Print the data exactly as it is given, please.

--- --- ---

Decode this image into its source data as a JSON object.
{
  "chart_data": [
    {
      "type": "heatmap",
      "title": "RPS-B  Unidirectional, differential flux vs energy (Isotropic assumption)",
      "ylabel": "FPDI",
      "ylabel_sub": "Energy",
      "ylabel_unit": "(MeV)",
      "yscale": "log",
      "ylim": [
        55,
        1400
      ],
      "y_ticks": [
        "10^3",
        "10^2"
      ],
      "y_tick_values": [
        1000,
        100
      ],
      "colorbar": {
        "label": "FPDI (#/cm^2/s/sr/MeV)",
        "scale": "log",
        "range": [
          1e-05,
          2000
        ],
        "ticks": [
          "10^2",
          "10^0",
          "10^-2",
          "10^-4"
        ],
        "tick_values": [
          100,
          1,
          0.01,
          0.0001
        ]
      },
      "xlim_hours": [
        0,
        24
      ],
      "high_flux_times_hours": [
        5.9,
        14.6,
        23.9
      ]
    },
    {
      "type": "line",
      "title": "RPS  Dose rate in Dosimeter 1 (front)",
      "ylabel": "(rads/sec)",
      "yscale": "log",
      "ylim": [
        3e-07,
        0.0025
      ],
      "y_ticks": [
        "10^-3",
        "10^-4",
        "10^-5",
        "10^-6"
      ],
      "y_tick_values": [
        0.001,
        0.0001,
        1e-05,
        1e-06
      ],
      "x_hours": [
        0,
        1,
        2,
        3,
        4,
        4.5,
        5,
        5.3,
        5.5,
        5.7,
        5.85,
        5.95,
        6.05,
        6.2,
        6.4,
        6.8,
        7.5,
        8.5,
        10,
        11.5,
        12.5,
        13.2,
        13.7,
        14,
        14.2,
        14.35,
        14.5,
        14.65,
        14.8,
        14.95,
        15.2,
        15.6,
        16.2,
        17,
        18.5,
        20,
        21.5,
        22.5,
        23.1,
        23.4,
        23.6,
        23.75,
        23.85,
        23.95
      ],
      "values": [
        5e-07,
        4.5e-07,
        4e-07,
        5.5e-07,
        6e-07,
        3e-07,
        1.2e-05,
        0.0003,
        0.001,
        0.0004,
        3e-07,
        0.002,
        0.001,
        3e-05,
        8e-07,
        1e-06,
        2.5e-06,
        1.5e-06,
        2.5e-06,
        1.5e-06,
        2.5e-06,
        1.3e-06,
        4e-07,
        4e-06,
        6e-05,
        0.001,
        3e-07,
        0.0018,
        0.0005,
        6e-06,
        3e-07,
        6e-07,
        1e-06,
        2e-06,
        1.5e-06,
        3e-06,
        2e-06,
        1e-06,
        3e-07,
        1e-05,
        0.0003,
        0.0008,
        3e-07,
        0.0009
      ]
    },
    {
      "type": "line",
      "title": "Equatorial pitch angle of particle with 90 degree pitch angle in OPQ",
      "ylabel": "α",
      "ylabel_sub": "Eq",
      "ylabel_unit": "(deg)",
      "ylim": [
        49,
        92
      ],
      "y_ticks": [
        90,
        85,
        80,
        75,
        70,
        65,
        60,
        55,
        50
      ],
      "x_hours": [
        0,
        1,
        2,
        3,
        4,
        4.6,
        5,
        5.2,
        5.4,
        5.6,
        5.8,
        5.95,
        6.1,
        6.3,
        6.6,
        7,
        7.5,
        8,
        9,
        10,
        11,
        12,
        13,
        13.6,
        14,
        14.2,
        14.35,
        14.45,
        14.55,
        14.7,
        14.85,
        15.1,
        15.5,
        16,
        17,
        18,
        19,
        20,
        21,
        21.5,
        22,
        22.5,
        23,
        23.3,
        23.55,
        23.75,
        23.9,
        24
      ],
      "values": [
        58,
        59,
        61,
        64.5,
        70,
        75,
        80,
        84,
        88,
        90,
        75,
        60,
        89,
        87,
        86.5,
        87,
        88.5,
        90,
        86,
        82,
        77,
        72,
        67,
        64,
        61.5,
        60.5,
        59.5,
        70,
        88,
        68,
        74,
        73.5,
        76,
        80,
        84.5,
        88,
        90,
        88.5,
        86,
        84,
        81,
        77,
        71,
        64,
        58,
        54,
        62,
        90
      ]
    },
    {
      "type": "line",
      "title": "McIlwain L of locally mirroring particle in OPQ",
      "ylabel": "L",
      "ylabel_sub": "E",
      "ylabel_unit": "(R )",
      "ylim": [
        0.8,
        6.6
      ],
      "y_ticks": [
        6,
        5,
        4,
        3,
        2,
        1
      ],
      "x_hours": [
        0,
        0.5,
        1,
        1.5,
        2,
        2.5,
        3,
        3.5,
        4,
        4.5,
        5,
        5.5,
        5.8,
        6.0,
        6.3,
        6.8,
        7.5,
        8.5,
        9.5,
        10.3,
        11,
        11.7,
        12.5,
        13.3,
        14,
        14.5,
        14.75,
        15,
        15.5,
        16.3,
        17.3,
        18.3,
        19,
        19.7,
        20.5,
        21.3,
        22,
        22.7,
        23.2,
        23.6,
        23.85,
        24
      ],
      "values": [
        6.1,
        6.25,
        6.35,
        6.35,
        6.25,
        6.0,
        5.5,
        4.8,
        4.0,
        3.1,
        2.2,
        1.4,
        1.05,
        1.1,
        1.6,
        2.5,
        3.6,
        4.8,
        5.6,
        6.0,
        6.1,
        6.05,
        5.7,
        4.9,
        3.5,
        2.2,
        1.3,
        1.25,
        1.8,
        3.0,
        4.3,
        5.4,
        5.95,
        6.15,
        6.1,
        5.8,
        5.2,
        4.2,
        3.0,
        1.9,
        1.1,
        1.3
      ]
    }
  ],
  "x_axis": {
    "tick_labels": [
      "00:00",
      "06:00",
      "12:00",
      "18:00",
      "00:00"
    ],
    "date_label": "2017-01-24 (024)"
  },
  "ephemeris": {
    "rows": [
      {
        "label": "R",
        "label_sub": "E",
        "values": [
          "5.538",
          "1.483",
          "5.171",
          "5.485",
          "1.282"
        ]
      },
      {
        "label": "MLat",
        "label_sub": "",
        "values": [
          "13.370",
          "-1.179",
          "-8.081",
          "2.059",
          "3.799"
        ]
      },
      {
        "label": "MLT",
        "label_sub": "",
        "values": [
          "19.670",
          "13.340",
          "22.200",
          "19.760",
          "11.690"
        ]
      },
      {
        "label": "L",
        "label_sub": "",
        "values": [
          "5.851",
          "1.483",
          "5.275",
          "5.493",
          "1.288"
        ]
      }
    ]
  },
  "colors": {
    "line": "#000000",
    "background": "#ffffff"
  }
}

--- --- ---

TASK ANSWER -
Decode this image into its source data as a JSON object.
{
  "chart_data": [
    {
      "type": "heatmap",
      "title": "RPS-B  Unidirectional, differential flux vs energy (Isotropic assumption)",
      "ylabel": "FPDI",
      "ylabel_sub": "Energy",
      "ylabel_unit": "(MeV)",
      "yscale": "log",
      "ylim": [
        55,
        1400
      ],
      "y_ticks": [
        "10^3",
        "10^2"
      ],
      "y_tick_values": [
        1000,
        100
      ],
      "colorbar": {
        "label": "FPDI (#/cm^2/s/sr/MeV)",
        "scale": "log",
        "range": [
          1e-05,
          2000
        ],
        "ticks": [
          "10^2",
          "10^0",
          "10^-2",
          "10^-4"
        ],
        "tick_values": [
          100,
          1,
          0.01,
          0.0001
        ]
      },
      "xlim_hours": [
        0,
        24
      ],
      "high_flux_times_hours": [
        5.9,
        14.6,
        23.9
      ]
    },
    {
      "type": "line",
      "title": "RPS  Dose rate in Dosimeter 1 (front)",
      "ylabel": "(rads/sec)",
      "yscale": "log",
      "ylim": [
        3e-07,
        0.0025
      ],
      "y_ticks": [
        "10^-3",
        "10^-4",
        "10^-5",
        "10^-6"
      ],
      "y_tick_values": [
        0.001,
        0.0001,
        1e-05,
        1e-06
      ],
      "x_hours": [
        0,
        1,
        2,
        3,
        4,
        4.5,
        5,
        5.3,
        5.5,
        5.7,
        5.85,
        5.95,
        6.05,
        6.2,
        6.4,
        6.8,
        7.5,
        8.5,
        10,
        11.5,
        12.5,
        13.2,
        13.7,
        14,
        14.2,
        14.35,
        14.5,
        14.65,
        14.8,
        14.95,
        15.2,
        15.6,
        16.2,
        17,
        18.5,
        20,
        21.5,
        22.5,
        23.1,
        23.4,
        23.6,
        23.75,
        23.85,
        23.95
      ],
      "values": [
        5e-07,
        4.5e-07,
        4e-07,
        5.5e-07,
        6e-07,
        3e-07,
        1.2e-05,
        0.0003,
        0.001,
        0.0004,
        3e-07,
        0.002,
        0.001,
        3e-05,
        8e-07,
        1e-06,
        2.5e-06,
        1.5e-06,
        2.5e-06,
        1.5e-06,
        2.5e-06,
        1.3e-06,
        4e-07,
        4e-06,
        6e-05,
        0.001,
        3e-07,
        0.0018,
        0.0005,
        6e-06,
        3e-07,
        6e-07,
        1e-06,
        2e-06,
        1.5e-06,
        3e-06,
        2e-06,
        1e-06,
        3e-07,
        1e-05,
        0.0003,
        0.0008,
        3e-07,
        0.0009
      ]
    },
    {
      "type": "line",
      "title": "Equatorial pitch angle of particle with 90 degree pitch angle in OPQ",
      "ylabel": "α",
      "ylabel_sub": "Eq",
      "ylabel_unit": "(deg)",
      "ylim": [
        49,
        92
      ],
      "y_ticks": [
        90,
        85,
        80,
        75,
        70,
        65,
        60,
        55,
        50
      ],
      "x_hours": [
        0,
        1,
        2,
        3,
        4,
        4.6,
        5,
        5.2,
        5.4,
        5.6,
        5.8,
        5.95,
        6.1,
        6.3,
        6.6,
        7,
        7.5,
        8,
        9,
        10,
        11,
        12,
        13,
        13.6,
        14,
        14.2,
        14.35,
        14.45,
        14.55,
        14.7,
        14.85,
        15.1,
        15.5,
        16,
        17,
        18,
        19,
        20,
        21,
        21.5,
        22,
        22.5,
        23,
        23.3,
        23.55,
        23.75,
        23.9,
        24
      ],
      "values": [
        58,
        59,
        61,
        64.5,
        70,
        75,
        80,
        84,
        88,
        90,
        75,
        60,
        89,
        87,
        86.5,
        87,
        88.5,
        90,
        86,
        82,
        77,
        72,
        67,
        64,
        61.5,
        60.5,
        59.5,
        70,
        88,
        68,
        74,
        73.5,
        76,
        80,
        84.5,
        88,
        90,
        88.5,
        86,
        84,
        81,
        77,
        71,
        64,
        58,
        54,
        62,
        90
      ]
    },
    {
      "type": "line",
      "title": "McIlwain L of locally mirroring particle in OPQ",
      "ylabel": "L",
      "ylabel_sub": "E",
      "ylabel_unit": "(R )",
      "ylim": [
        0.8,
        6.6
      ],
      "y_ticks": [
        6,
        5,
        4,
        3,
        2,
        1
      ],
      "x_hours": [
        0,
        0.5,
        1,
        1.5,
        2,
        2.5,
        3,
        3.5,
        4,
        4.5,
        5,
        5.5,
        5.8,
        6.0,
        6.3,
        6.8,
        7.5,
        8.5,
        9.5,
        10.3,
        11,
        11.7,
        12.5,
        13.3,
        14,
        14.5,
        14.75,
        15,
        15.5,
        16.3,
        17.3,
        18.3,
        19,
        19.7,
        20.5,
        21.3,
        22,
        22.7,
        23.2,
        23.6,
        23.85,
        24
      ],
      "values": [
        6.1,
        6.25,
        6.35,
        6.35,
        6.25,
        6.0,
        5.5,
        4.8,
        4.0,
        3.1,
        2.2,
        1.4,
        1.05,
        1.1,
        1.6,
        2.5,
        3.6,
        4.8,
        5.6,
        6.0,
        6.1,
        6.05,
        5.7,
        4.9,
        3.5,
        2.2,
        1.3,
        1.25,
        1.8,
        3.0,
        4.3,
        5.4,
        5.95,
        6.15,
        6.1,
        5.8,
        5.2,
        4.2,
        3.0,
        1.9,
        1.1,
        1.3
      ]
    }
  ],
  "x_axis": {
    "tick_labels": [
      "00:00",
      "06:00",
      "12:00",
      "18:00",
      "00:00"
    ],
    "date_label": "2017-01-24 (024)"
  },
  "ephemeris": {
    "rows": [
      {
        "label": "R",
        "label_sub": "E",
        "values": [
          "5.538",
          "1.483",
          "5.171",
          "5.485",
          "1.282"
        ]
      },
      {
        "label": "MLat",
        "label_sub": "",
        "values": [
          "13.370",
          "-1.179",
          "-8.081",
          "2.059",
          "3.799"
        ]
      },
      {
        "label": "MLT",
        "label_sub": "",
        "values": [
          "19.670",
          "13.340",
          "22.200",
          "19.760",
          "11.690"
        ]
      },
      {
        "label": "L",
        "label_sub": "",
        "values": [
          "5.851",
          "1.483",
          "5.275",
          "5.493",
          "1.288"
        ]
      }
    ]
  },
  "colors": {
    "line": "#000000",
    "background": "#ffffff"
  }
}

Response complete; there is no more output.